Restate the whole listing exactly.

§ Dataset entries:
──────────────────────────────
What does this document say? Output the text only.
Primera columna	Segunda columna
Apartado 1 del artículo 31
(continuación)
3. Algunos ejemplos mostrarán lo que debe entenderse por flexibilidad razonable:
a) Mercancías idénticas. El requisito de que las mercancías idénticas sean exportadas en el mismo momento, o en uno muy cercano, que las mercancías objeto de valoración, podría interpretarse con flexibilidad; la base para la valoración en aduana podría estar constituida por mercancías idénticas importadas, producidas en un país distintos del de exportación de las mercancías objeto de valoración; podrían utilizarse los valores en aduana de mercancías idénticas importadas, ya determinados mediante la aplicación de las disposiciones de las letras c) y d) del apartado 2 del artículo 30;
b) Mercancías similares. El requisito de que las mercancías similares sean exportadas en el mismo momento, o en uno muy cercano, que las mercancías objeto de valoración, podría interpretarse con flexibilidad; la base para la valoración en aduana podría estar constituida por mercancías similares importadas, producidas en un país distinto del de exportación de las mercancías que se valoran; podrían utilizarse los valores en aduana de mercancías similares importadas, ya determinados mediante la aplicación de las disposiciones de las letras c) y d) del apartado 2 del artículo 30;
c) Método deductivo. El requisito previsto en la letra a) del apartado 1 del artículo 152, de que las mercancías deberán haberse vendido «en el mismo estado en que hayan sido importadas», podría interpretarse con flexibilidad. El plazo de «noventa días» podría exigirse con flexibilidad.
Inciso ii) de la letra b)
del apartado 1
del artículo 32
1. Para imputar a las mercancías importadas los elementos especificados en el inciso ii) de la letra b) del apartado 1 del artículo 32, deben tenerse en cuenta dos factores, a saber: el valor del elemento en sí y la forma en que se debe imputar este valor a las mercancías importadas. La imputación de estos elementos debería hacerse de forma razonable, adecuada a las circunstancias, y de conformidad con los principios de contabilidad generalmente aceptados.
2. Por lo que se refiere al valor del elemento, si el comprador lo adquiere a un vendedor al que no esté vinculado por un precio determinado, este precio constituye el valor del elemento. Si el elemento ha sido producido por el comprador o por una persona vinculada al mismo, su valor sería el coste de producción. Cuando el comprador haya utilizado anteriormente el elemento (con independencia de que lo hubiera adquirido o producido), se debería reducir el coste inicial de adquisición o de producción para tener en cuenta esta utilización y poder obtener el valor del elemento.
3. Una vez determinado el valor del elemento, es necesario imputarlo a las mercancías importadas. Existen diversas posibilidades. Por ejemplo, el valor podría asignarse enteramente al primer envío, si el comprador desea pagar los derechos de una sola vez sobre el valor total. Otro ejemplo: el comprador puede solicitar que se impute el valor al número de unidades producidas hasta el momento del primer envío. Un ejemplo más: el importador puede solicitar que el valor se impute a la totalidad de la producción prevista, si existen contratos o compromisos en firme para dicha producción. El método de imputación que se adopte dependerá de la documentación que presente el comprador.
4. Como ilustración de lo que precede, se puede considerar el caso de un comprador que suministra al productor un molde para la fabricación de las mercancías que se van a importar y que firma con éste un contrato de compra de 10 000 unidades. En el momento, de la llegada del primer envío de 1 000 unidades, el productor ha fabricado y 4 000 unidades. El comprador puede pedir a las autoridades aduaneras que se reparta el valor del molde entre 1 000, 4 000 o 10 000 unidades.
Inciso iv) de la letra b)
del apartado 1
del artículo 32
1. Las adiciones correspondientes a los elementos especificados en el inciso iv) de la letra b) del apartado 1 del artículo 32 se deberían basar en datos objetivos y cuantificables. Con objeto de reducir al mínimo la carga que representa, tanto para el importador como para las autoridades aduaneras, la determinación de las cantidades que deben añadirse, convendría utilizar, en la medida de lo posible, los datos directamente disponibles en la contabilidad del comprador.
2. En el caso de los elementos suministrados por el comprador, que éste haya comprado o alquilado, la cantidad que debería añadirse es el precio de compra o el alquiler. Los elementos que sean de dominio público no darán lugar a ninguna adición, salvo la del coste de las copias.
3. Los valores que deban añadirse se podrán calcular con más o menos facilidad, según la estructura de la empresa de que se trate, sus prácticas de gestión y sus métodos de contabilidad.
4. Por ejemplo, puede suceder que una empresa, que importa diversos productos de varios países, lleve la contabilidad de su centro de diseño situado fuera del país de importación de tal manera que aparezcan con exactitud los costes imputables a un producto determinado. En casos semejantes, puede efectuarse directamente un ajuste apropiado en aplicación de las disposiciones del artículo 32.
──────────────────────────────
§ Finished answer:
What does this document say? Output the text only.
Primera columna	Segunda columna
Apartado 1 del artículo 31
(continuación)
3. Algunos ejemplos mostrarán lo que debe entenderse por flexibilidad razonable:
a) Mercancías idénticas. El requisito de que las mercancías idénticas sean exportadas en el mismo momento, o en uno muy cercano, que las mercancías objeto de valoración, podría interpretarse con flexibilidad; la base para la valoración en aduana podría estar constituida por mercancías idénticas importadas, producidas en un país distintos del de exportación de las mercancías objeto de valoración; podrían utilizarse los valores en aduana de mercancías idénticas importadas, ya determinados mediante la aplicación de las disposiciones de las letras c) y d) del apartado 2 del artículo 30;
b) Mercancías similares. El requisito de que las mercancías similares sean exportadas en el mismo momento, o en uno muy cercano, que las mercancías objeto de valoración, podría interpretarse con flexibilidad; la base para la valoración en aduana podría estar constituida por mercancías similares importadas, producidas en un país distinto del de exportación de las mercancías que se valoran; podrían utilizarse los valores en aduana de mercancías similares importadas, ya determinados mediante la aplicación de las disposiciones de las letras c) y d) del apartado 2 del artículo 30;
c) Método deductivo. El requisito previsto en la letra a) del apartado 1 del artículo 152, de que las mercancías deberán haberse vendido «en el mismo estado en que hayan sido importadas», podría interpretarse con flexibilidad. El plazo de «noventa días» podría exigirse con flexibilidad.
Inciso ii) de la letra b)
del apartado 1
del artículo 32
1. Para imputar a las mercancías importadas los elementos especificados en el inciso ii) de la letra b) del apartado 1 del artículo 32, deben tenerse en cuenta dos factores, a saber: el valor del elemento en sí y la forma en que se debe imputar este valor a las mercancías importadas. La imputación de estos elementos debería hacerse de forma razonable, adecuada a las circunstancias, y de conformidad con los principios de contabilidad generalmente aceptados.
2. Por lo que se refiere al valor del elemento, si el comprador lo adquiere a un vendedor al que no esté vinculado por un precio determinado, este precio constituye el valor del elemento. Si el elemento ha sido producido por el comprador o por una persona vinculada al mismo, su valor sería el coste de producción. Cuando el comprador haya utilizado anteriormente el elemento (con independencia de que lo hubiera adquirido o producido), se debería reducir el coste inicial de adquisición o de producción para tener en cuenta esta utilización y poder obtener el valor del elemento.
3. Una vez determinado el valor del elemento, es necesario imputarlo a las mercancías importadas. Existen diversas posibilidades. Por ejemplo, el valor podría asignarse enteramente al primer envío, si el comprador desea pagar los derechos de una sola vez sobre el valor total. Otro ejemplo: el comprador puede solicitar que se impute el valor al número de unidades producidas hasta el momento del primer envío. Un ejemplo más: el importador puede solicitar que el valor se impute a la totalidad de la producción prevista, si existen contratos o compromisos en firme para dicha producción. El método de imputación que se adopte dependerá de la documentación que presente el comprador.
4. Como ilustración de lo que precede, se puede considerar el caso de un comprador que suministra al productor un molde para la fabricación de las mercancías que se van a importar y que firma con éste un contrato de compra de 10 000 unidades. En el momento, de la llegada del primer envío de 1 000 unidades, el productor ha fabricado y 4 000 unidades. El comprador puede pedir a las autoridades aduaneras que se reparta el valor del molde entre 1 000, 4 000 o 10 000 unidades.
Inciso iv) de la letra b)
del apartado 1
del artículo 32
1. Las adiciones correspondientes a los elementos especificados en el inciso iv) de la letra b) del apartado 1 del artículo 32 se deberían basar en datos objetivos y cuantificables. Con objeto de reducir al mínimo la carga que representa, tanto para el importador como para las autoridades aduaneras, la determinación de las cantidades que deben añadirse, convendría utilizar, en la medida de lo posible, los datos directamente disponibles en la contabilidad del comprador.
2. En el caso de los elementos suministrados por el comprador, que éste haya comprado o alquilado, la cantidad que debería añadirse es el precio de compra o el alquiler. Los elementos que sean de dominio público no darán lugar a ninguna adición, salvo la del coste de las copias.
3. Los valores que deban añadirse se podrán calcular con más o menos facilidad, según la estructura de la empresa de que se trate, sus prácticas de gestión y sus métodos de contabilidad.
4. Por ejemplo, puede suceder que una empresa, que importa diversos productos de varios países, lleve la contabilidad de su centro de diseño situado fuera del país de importación de tal manera que aparezcan con exactitud los costes imputables a un producto determinado. En casos semejantes, puede efectuarse directamente un ajuste apropiado en aplicación de las disposiciones del artículo 32.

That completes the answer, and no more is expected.